• _Exercise requirements_:
All of the records should be given back exactly and in full.

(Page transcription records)
——————————

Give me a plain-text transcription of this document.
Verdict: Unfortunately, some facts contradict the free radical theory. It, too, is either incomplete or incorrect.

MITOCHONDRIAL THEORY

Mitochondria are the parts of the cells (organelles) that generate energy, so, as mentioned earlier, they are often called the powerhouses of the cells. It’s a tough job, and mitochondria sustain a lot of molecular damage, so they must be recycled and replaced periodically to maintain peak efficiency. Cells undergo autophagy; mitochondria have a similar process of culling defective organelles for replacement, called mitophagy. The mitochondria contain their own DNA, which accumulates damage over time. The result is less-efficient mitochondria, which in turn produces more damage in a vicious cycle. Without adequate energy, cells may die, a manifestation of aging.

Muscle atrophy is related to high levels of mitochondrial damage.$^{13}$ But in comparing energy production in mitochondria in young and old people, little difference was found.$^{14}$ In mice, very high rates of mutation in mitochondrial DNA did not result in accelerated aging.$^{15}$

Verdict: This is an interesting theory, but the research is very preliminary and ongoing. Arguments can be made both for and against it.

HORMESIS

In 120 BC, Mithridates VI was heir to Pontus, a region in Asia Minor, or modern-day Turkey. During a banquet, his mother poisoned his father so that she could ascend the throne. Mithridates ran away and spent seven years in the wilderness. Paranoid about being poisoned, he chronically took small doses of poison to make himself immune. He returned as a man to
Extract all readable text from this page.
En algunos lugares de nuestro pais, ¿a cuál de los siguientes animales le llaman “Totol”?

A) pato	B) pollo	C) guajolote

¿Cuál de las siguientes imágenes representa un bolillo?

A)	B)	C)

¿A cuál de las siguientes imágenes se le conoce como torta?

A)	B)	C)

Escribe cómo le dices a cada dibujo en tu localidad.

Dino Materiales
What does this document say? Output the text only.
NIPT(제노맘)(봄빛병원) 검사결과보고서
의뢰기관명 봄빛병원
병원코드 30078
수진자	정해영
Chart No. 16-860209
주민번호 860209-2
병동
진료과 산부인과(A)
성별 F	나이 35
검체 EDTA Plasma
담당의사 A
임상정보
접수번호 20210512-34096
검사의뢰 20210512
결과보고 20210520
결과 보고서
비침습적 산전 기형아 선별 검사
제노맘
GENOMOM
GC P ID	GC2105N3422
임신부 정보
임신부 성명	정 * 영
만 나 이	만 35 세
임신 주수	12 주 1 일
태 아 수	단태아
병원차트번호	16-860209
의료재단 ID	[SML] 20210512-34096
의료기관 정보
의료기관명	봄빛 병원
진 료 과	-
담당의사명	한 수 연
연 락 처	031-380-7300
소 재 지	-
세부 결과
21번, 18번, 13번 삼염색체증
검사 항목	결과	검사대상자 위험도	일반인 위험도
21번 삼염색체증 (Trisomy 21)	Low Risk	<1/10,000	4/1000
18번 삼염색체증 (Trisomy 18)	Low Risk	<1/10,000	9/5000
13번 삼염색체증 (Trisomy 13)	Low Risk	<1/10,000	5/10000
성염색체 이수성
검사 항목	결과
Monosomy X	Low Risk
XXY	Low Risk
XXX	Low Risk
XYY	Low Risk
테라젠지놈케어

——————————

• _Answer space_:
Give me a plain-text transcription of this document.
Verdict: Unfortunately, some facts contradict the free radical theory. It, too, is either incomplete or incorrect.

MITOCHONDRIAL THEORY

Mitochondria are the parts of the cells (organelles) that generate energy, so, as mentioned earlier, they are often called the powerhouses of the cells. It’s a tough job, and mitochondria sustain a lot of molecular damage, so they must be recycled and replaced periodically to maintain peak efficiency. Cells undergo autophagy; mitochondria have a similar process of culling defective organelles for replacement, called mitophagy. The mitochondria contain their own DNA, which accumulates damage over time. The result is less-efficient mitochondria, which in turn produces more damage in a vicious cycle. Without adequate energy, cells may die, a manifestation of aging.

Muscle atrophy is related to high levels of mitochondrial damage.$^{13}$ But in comparing energy production in mitochondria in young and old people, little difference was found.$^{14}$ In mice, very high rates of mutation in mitochondrial DNA did not result in accelerated aging.$^{15}$

Verdict: This is an interesting theory, but the research is very preliminary and ongoing. Arguments can be made both for and against it.

HORMESIS

In 120 BC, Mithridates VI was heir to Pontus, a region in Asia Minor, or modern-day Turkey. During a banquet, his mother poisoned his father so that she could ascend the throne. Mithridates ran away and spent seven years in the wilderness. Paranoid about being poisoned, he chronically took small doses of poison to make himself immune. He returned as a man to
Extract all readable text from this page.
En algunos lugares de nuestro pais, ¿a cuál de los siguientes animales le llaman “Totol”?

A) pato	B) pollo	C) guajolote

¿Cuál de las siguientes imágenes representa un bolillo?

A)	B)	C)

¿A cuál de las siguientes imágenes se le conoce como torta?

A)	B)	C)

Escribe cómo le dices a cada dibujo en tu localidad.

Dino Materiales
What does this document say? Output the text only.
NIPT(제노맘)(봄빛병원) 검사결과보고서
의뢰기관명 봄빛병원
병원코드 30078
수진자	정해영
Chart No. 16-860209
주민번호 860209-2
병동
진료과 산부인과(A)
성별 F	나이 35
검체 EDTA Plasma
담당의사 A
임상정보
접수번호 20210512-34096
검사의뢰 20210512
결과보고 20210520
결과 보고서
비침습적 산전 기형아 선별 검사
제노맘
GENOMOM
GC P ID	GC2105N3422
임신부 정보
임신부 성명	정 * 영
만 나 이	만 35 세
임신 주수	12 주 1 일
태 아 수	단태아
병원차트번호	16-860209
의료재단 ID	[SML] 20210512-34096
의료기관 정보
의료기관명	봄빛 병원
진 료 과	-
담당의사명	한 수 연
연 락 처	031-380-7300
소 재 지	-
세부 결과
21번, 18번, 13번 삼염색체증
검사 항목	결과	검사대상자 위험도	일반인 위험도
21번 삼염색체증 (Trisomy 21)	Low Risk	<1/10,000	4/1000
18번 삼염색체증 (Trisomy 18)	Low Risk	<1/10,000	9/5000
13번 삼염색체증 (Trisomy 13)	Low Risk	<1/10,000	5/10000
성염색체 이수성
검사 항목	결과
Monosomy X	Low Risk
XXY	Low Risk
XXX	Low Risk
XYY	Low Risk
테라젠지놈케어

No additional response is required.